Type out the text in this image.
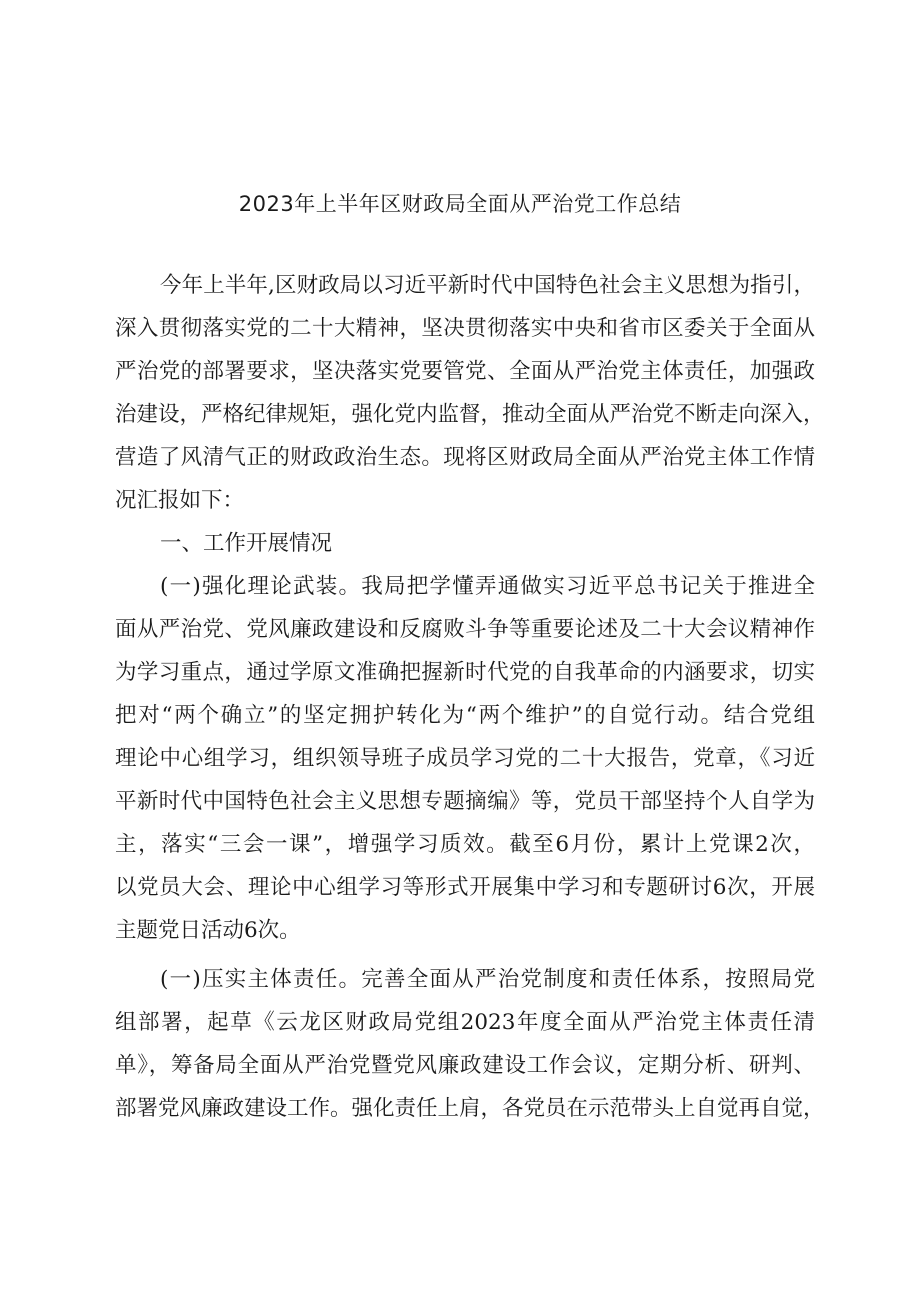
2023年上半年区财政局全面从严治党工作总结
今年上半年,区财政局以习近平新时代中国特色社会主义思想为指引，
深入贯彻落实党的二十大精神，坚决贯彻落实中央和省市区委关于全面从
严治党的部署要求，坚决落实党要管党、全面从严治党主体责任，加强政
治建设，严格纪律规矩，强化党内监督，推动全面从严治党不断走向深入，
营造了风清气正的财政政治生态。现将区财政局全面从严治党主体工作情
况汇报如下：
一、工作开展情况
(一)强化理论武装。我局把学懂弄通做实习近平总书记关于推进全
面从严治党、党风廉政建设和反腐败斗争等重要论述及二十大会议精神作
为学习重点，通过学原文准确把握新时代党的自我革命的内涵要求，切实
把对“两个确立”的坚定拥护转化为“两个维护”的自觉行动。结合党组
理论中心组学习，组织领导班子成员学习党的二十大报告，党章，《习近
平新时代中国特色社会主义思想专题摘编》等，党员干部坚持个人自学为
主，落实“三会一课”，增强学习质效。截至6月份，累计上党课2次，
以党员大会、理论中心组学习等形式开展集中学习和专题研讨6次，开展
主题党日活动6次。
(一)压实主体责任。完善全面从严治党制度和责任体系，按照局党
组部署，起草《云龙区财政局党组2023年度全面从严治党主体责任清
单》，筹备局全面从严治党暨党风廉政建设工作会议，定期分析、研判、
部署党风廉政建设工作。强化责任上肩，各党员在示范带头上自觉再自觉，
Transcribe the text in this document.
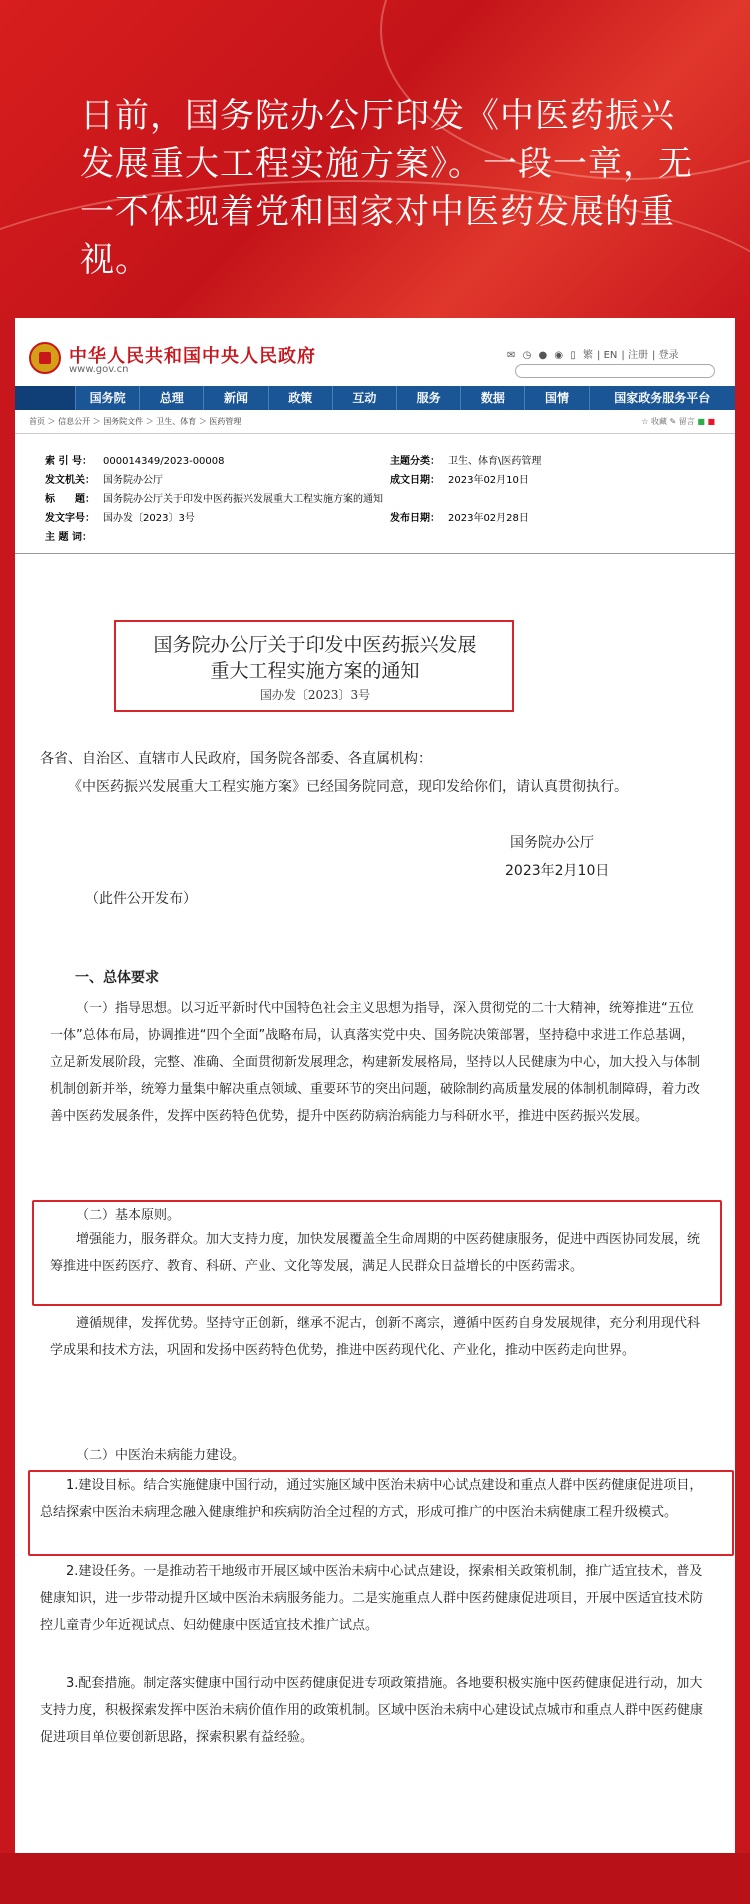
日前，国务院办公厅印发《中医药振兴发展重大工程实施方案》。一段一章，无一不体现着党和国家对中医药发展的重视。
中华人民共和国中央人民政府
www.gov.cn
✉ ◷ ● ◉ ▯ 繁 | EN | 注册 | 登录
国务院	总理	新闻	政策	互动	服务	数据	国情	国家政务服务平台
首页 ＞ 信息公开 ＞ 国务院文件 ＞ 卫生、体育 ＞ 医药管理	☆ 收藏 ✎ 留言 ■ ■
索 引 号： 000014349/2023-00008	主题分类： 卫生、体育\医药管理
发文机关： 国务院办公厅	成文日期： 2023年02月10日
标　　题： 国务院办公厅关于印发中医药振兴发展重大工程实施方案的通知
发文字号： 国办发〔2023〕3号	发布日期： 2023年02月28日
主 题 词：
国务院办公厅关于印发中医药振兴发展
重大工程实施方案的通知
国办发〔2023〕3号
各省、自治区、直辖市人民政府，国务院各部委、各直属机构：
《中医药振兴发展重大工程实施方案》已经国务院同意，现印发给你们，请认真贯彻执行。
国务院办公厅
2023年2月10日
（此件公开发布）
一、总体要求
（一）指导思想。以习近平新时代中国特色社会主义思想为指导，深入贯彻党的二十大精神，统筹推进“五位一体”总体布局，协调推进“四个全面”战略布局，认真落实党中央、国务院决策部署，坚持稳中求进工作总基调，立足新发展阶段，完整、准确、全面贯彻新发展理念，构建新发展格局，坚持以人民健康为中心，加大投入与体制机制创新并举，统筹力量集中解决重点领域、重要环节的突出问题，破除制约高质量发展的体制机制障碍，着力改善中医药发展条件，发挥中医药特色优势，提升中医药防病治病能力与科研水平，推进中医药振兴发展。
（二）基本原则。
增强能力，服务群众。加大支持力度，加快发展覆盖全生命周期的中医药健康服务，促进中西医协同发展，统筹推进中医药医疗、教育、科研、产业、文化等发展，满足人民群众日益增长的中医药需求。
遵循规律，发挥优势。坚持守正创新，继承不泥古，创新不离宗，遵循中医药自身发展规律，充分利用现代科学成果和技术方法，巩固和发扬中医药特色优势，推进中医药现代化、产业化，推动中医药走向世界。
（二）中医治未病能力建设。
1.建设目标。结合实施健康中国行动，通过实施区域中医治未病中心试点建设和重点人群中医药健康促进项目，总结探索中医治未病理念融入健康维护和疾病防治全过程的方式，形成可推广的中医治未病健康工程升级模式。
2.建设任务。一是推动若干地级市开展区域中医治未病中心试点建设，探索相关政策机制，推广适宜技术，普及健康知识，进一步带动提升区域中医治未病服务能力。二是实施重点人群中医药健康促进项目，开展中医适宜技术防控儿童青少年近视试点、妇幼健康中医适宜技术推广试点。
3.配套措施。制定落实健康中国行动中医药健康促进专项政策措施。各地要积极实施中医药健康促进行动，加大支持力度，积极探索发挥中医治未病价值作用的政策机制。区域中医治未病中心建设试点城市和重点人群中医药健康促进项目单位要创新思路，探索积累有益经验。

TASK DESCRIPTION: Output the material word for word, omitting its pictures.

REPLY TO THE TASK:
Type out the text in this image.
2023年上半年区财政局全面从严治党工作总结
今年上半年,区财政局以习近平新时代中国特色社会主义思想为指引，
深入贯彻落实党的二十大精神，坚决贯彻落实中央和省市区委关于全面从
严治党的部署要求，坚决落实党要管党、全面从严治党主体责任，加强政
治建设，严格纪律规矩，强化党内监督，推动全面从严治党不断走向深入，
营造了风清气正的财政政治生态。现将区财政局全面从严治党主体工作情
况汇报如下：
一、工作开展情况
(一)强化理论武装。我局把学懂弄通做实习近平总书记关于推进全
面从严治党、党风廉政建设和反腐败斗争等重要论述及二十大会议精神作
为学习重点，通过学原文准确把握新时代党的自我革命的内涵要求，切实
把对“两个确立”的坚定拥护转化为“两个维护”的自觉行动。结合党组
理论中心组学习，组织领导班子成员学习党的二十大报告，党章，《习近
平新时代中国特色社会主义思想专题摘编》等，党员干部坚持个人自学为
主，落实“三会一课”，增强学习质效。截至6月份，累计上党课2次，
以党员大会、理论中心组学习等形式开展集中学习和专题研讨6次，开展
主题党日活动6次。
(一)压实主体责任。完善全面从严治党制度和责任体系，按照局党
组部署，起草《云龙区财政局党组2023年度全面从严治党主体责任清
单》，筹备局全面从严治党暨党风廉政建设工作会议，定期分析、研判、
部署党风廉政建设工作。强化责任上肩，各党员在示范带头上自觉再自觉，
Transcribe the text in this document.
日前，国务院办公厅印发《中医药振兴发展重大工程实施方案》。一段一章，无一不体现着党和国家对中医药发展的重视。
中华人民共和国中央人民政府
www.gov.cn
✉ ◷ ● ◉ ▯ 繁 | EN | 注册 | 登录
国务院	总理	新闻	政策	互动	服务	数据	国情	国家政务服务平台
首页 ＞ 信息公开 ＞ 国务院文件 ＞ 卫生、体育 ＞ 医药管理	☆ 收藏 ✎ 留言 ■ ■
索 引 号： 000014349/2023-00008	主题分类： 卫生、体育\医药管理
发文机关： 国务院办公厅	成文日期： 2023年02月10日
标　　题： 国务院办公厅关于印发中医药振兴发展重大工程实施方案的通知
发文字号： 国办发〔2023〕3号	发布日期： 2023年02月28日
主 题 词：
国务院办公厅关于印发中医药振兴发展
重大工程实施方案的通知
国办发〔2023〕3号
各省、自治区、直辖市人民政府，国务院各部委、各直属机构：
《中医药振兴发展重大工程实施方案》已经国务院同意，现印发给你们，请认真贯彻执行。
国务院办公厅
2023年2月10日
（此件公开发布）
一、总体要求
（一）指导思想。以习近平新时代中国特色社会主义思想为指导，深入贯彻党的二十大精神，统筹推进“五位一体”总体布局，协调推进“四个全面”战略布局，认真落实党中央、国务院决策部署，坚持稳中求进工作总基调，立足新发展阶段，完整、准确、全面贯彻新发展理念，构建新发展格局，坚持以人民健康为中心，加大投入与体制机制创新并举，统筹力量集中解决重点领域、重要环节的突出问题，破除制约高质量发展的体制机制障碍，着力改善中医药发展条件，发挥中医药特色优势，提升中医药防病治病能力与科研水平，推进中医药振兴发展。
（二）基本原则。
增强能力，服务群众。加大支持力度，加快发展覆盖全生命周期的中医药健康服务，促进中西医协同发展，统筹推进中医药医疗、教育、科研、产业、文化等发展，满足人民群众日益增长的中医药需求。
遵循规律，发挥优势。坚持守正创新，继承不泥古，创新不离宗，遵循中医药自身发展规律，充分利用现代科学成果和技术方法，巩固和发扬中医药特色优势，推进中医药现代化、产业化，推动中医药走向世界。
（二）中医治未病能力建设。
1.建设目标。结合实施健康中国行动，通过实施区域中医治未病中心试点建设和重点人群中医药健康促进项目，总结探索中医治未病理念融入健康维护和疾病防治全过程的方式，形成可推广的中医治未病健康工程升级模式。
2.建设任务。一是推动若干地级市开展区域中医治未病中心试点建设，探索相关政策机制，推广适宜技术，普及健康知识，进一步带动提升区域中医治未病服务能力。二是实施重点人群中医药健康促进项目，开展中医适宜技术防控儿童青少年近视试点、妇幼健康中医适宜技术推广试点。
3.配套措施。制定落实健康中国行动中医药健康促进专项政策措施。各地要积极实施中医药健康促进行动，加大支持力度，积极探索发挥中医治未病价值作用的政策机制。区域中医治未病中心建设试点城市和重点人群中医药健康促进项目单位要创新思路，探索积累有益经验。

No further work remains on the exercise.